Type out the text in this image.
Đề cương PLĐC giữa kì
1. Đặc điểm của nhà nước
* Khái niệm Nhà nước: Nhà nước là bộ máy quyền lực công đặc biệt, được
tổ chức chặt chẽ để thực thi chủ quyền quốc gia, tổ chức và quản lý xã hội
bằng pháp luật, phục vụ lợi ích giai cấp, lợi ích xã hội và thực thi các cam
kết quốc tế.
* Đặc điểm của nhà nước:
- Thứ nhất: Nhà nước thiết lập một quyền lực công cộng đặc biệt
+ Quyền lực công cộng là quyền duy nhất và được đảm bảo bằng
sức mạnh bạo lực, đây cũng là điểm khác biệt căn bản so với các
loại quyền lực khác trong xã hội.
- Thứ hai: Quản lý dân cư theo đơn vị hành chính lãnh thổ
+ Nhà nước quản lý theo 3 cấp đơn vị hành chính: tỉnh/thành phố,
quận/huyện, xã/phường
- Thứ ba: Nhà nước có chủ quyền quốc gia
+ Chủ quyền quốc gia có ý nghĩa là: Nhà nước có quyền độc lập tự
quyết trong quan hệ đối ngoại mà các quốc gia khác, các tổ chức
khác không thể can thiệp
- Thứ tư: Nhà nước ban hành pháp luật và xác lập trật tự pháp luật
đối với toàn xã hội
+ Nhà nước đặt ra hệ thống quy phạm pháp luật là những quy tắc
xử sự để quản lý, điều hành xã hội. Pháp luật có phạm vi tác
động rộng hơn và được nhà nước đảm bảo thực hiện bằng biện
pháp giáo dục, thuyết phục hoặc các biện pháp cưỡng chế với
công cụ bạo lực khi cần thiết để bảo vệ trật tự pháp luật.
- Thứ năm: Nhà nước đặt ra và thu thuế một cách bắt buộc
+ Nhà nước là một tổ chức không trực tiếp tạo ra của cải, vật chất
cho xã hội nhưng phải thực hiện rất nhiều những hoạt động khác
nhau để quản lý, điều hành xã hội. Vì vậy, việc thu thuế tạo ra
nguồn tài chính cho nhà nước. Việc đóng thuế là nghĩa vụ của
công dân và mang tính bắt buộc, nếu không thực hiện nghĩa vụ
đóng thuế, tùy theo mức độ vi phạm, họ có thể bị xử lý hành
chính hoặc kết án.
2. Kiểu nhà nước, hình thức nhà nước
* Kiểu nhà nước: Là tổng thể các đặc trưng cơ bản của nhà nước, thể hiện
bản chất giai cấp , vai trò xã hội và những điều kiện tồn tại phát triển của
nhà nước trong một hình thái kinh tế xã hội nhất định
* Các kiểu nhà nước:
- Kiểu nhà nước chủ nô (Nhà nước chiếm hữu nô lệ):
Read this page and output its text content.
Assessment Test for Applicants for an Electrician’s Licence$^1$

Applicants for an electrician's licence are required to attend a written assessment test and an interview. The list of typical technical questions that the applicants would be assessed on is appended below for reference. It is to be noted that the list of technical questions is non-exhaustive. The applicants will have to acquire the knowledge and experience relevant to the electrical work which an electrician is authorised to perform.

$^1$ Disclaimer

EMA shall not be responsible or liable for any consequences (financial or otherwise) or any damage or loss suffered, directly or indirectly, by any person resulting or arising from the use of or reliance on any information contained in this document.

□ □ □ □

- _PROBLEM_:
Copy all lines of the listing above that contain the string "hiện".

- _THE OUTPUT_:
động rộng hơn và được nhà nước đảm bảo thực hiện bằng biện
cho xã hội nhưng phải thực hiện rất nhiều những hoạt động khác
công dân và mang tính bắt buộc, nếu không thực hiện nghĩa vụ
* Kiểu nhà nước: Là tổng thể các đặc trưng cơ bản của nhà nước, thể hiện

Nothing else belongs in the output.